#### Data for the task
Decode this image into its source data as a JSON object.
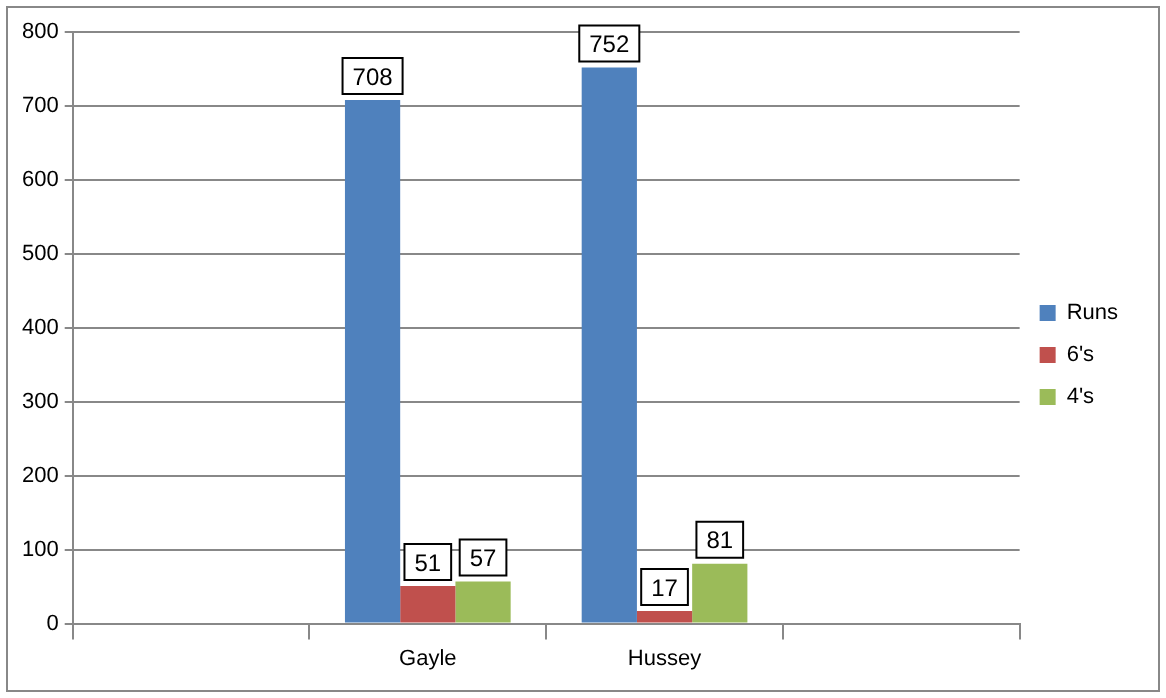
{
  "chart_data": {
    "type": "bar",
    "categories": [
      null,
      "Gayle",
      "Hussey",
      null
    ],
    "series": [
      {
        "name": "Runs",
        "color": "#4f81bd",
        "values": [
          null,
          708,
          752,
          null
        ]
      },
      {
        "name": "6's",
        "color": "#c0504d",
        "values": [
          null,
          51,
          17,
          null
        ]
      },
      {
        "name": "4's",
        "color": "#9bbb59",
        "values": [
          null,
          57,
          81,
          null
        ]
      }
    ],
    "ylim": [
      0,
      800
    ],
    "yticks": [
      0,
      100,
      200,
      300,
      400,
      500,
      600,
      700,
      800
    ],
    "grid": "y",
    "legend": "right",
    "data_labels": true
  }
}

#### Written exercise
Above are some records. Count the lines among them with the word "color", and answer with the number only.

#### Response to the task
3